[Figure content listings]
**********

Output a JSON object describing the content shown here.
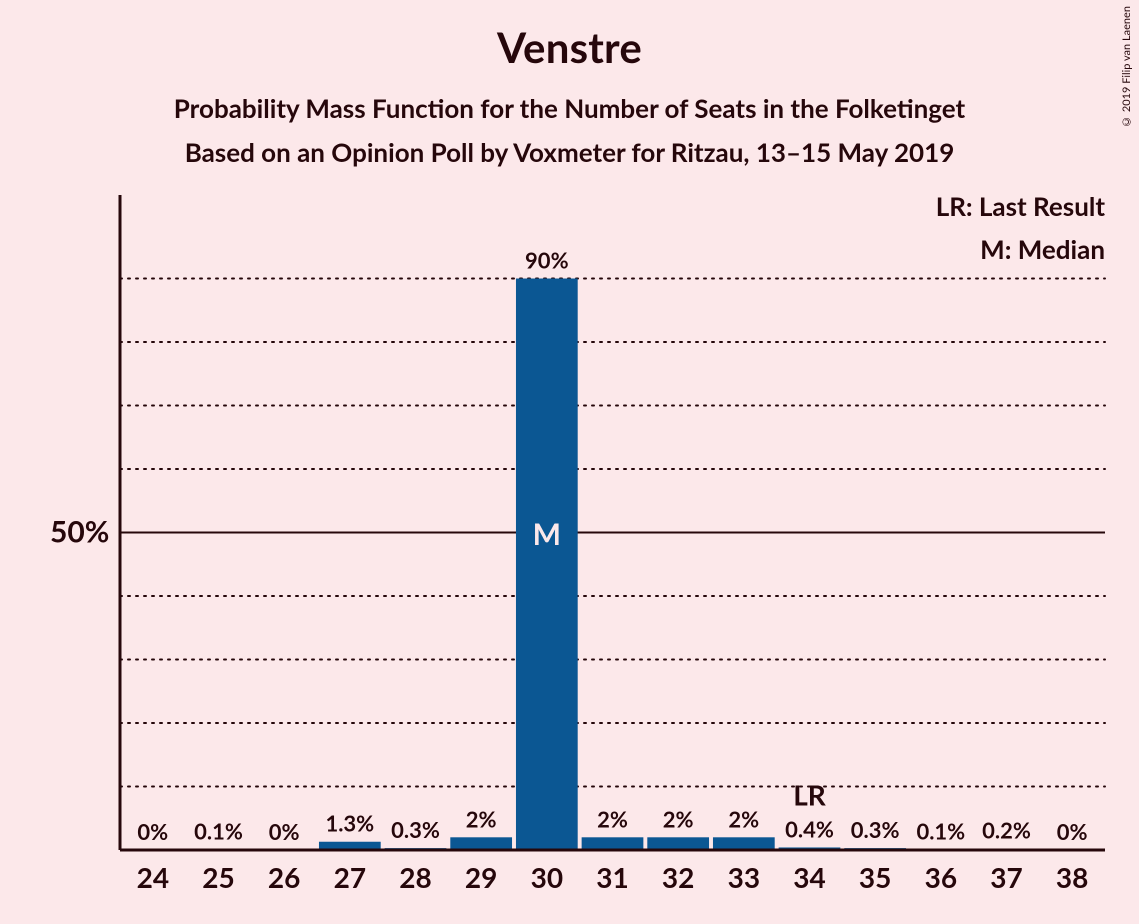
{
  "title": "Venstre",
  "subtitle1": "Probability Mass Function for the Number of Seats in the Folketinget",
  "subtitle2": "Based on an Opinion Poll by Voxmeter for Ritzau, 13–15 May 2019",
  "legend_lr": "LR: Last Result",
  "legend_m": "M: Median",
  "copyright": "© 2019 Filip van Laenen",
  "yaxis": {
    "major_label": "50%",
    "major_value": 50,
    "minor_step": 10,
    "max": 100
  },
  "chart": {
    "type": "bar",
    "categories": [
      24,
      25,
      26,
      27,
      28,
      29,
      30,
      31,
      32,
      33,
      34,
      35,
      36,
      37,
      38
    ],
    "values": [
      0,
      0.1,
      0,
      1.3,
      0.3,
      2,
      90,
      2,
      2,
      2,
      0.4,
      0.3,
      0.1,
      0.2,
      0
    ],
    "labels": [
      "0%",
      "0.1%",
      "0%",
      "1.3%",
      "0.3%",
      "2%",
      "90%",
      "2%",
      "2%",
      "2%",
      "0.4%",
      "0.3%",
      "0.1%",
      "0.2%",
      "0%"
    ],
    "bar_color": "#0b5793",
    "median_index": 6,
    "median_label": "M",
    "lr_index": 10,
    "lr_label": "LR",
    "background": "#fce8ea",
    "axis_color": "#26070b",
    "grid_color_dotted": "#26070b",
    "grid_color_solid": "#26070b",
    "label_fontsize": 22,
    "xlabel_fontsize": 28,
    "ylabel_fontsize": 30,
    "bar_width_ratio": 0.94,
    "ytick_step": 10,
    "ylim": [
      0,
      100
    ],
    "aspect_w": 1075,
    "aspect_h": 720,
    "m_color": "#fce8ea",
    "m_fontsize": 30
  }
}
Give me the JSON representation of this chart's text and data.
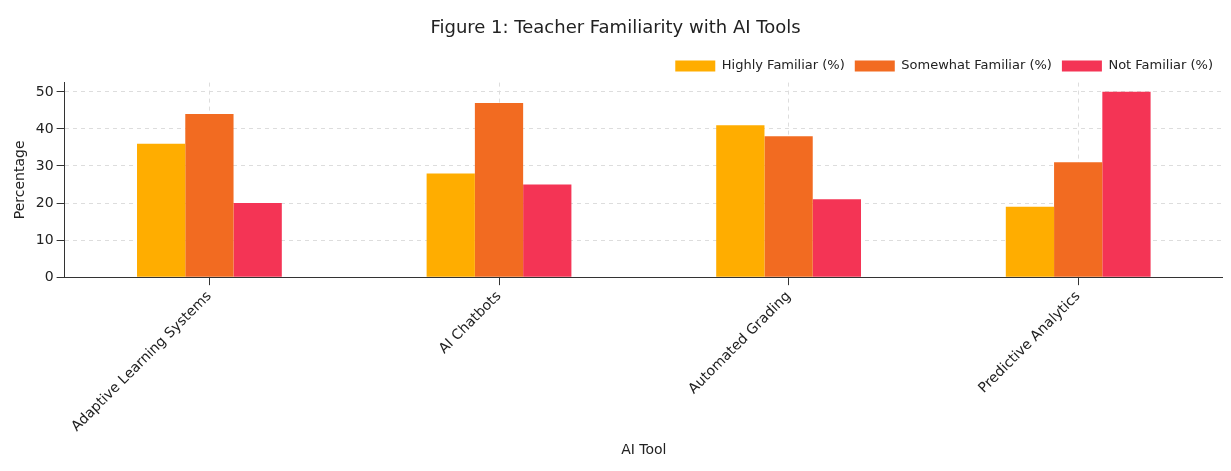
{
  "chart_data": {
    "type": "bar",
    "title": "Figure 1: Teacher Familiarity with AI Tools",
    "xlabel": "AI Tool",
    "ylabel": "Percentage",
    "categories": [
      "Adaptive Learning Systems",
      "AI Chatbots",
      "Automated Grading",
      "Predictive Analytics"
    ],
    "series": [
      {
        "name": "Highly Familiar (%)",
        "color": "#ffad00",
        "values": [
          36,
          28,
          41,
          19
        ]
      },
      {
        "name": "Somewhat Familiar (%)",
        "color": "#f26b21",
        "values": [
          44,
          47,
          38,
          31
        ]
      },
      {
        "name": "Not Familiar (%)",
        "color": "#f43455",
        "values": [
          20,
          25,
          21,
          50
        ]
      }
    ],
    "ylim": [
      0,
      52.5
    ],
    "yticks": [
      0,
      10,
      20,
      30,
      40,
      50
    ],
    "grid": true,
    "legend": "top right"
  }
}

**********

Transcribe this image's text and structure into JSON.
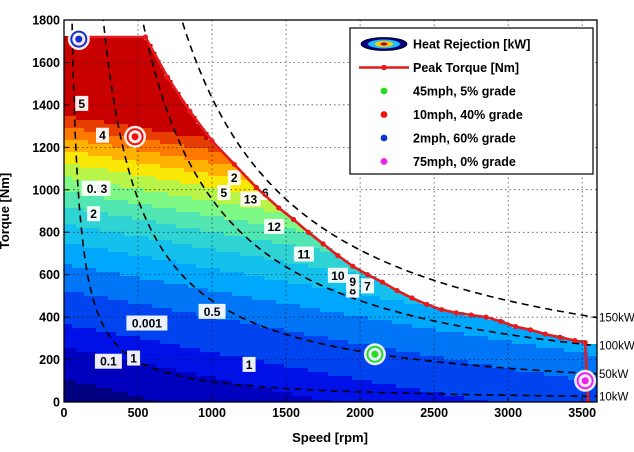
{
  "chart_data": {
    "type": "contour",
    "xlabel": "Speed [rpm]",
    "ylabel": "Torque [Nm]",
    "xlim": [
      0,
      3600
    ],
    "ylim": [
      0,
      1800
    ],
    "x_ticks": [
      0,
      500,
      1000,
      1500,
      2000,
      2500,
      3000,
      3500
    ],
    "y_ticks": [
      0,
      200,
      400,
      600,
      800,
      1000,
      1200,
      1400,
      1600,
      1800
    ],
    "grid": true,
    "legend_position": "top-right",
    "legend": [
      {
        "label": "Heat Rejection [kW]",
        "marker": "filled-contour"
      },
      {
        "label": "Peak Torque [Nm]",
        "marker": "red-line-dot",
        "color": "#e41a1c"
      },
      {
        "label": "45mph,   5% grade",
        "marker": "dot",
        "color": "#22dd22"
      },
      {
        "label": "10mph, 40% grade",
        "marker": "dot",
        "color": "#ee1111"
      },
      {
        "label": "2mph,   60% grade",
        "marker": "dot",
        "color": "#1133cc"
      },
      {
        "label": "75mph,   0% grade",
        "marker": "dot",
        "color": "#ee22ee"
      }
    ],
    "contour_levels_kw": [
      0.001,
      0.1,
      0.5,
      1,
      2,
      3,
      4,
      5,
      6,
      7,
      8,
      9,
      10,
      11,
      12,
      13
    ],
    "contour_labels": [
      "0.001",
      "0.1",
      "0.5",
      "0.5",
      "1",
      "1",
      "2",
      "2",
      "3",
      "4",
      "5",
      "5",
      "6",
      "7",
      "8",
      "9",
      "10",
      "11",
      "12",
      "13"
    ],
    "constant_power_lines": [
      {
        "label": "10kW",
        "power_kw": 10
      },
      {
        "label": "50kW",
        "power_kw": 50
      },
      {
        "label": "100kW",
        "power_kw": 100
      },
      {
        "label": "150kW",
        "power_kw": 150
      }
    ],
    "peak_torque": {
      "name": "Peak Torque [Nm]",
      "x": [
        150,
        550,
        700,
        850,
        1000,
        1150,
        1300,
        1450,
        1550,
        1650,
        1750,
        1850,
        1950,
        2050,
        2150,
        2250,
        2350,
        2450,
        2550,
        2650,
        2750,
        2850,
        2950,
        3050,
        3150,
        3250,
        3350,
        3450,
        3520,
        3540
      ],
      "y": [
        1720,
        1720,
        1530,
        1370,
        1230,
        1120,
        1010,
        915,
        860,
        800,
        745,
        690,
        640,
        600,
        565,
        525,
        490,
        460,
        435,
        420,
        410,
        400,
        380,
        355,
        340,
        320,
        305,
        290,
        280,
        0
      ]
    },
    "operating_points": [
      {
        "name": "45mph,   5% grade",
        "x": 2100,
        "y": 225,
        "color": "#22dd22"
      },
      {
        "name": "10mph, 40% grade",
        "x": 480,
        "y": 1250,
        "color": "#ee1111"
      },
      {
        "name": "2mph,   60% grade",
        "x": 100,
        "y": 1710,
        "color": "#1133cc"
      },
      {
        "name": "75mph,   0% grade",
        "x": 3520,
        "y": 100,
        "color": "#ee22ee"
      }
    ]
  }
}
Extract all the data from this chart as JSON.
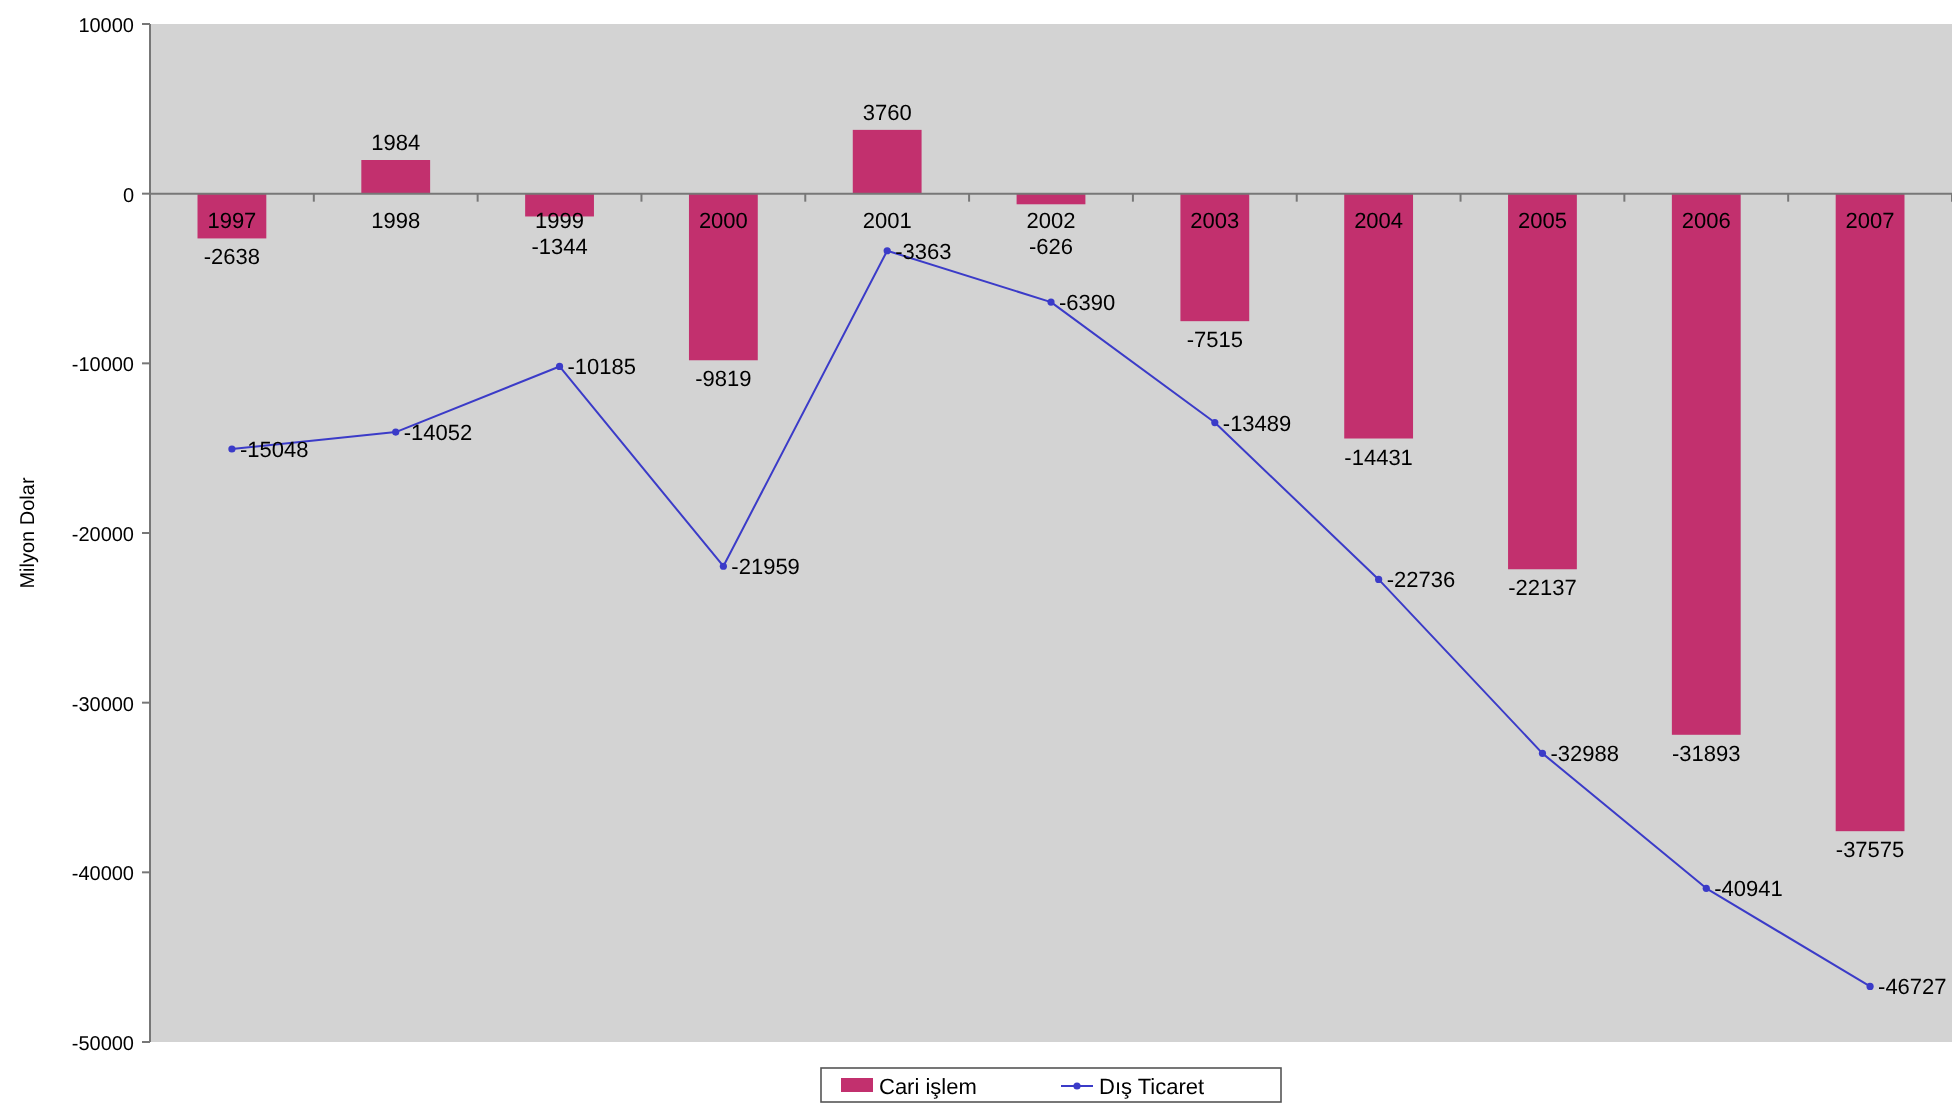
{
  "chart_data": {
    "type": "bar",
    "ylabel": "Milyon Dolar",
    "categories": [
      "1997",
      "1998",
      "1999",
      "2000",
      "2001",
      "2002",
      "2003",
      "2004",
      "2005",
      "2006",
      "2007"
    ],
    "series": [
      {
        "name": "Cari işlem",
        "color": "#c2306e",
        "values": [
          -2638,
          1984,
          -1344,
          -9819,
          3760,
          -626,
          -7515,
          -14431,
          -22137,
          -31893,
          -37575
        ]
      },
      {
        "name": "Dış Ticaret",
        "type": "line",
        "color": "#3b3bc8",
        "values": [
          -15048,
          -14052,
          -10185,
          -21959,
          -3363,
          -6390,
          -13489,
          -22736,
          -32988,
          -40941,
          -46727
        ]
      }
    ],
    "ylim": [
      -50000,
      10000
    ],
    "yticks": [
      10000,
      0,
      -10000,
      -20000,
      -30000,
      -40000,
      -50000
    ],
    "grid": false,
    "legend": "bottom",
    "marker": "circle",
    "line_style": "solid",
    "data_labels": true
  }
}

**********

What the task asks → Only lines with the word "name" are wanted, so copy each one from the records.

Result of the exercise →
        "name": "Highly Familiar (%)",
        "name": "Somewhat Familiar (%)",
        "name": "Not Familiar (%)",
      "name": "Peak Torque [Nm]",
        "name": "45mph,   5% grade",
        "name": "10mph, 40% grade",
        "name": "2mph,   60% grade",
        "name": "75mph,   0% grade",
        "name": "Cari işlem",
        "name": "Dış Ticaret",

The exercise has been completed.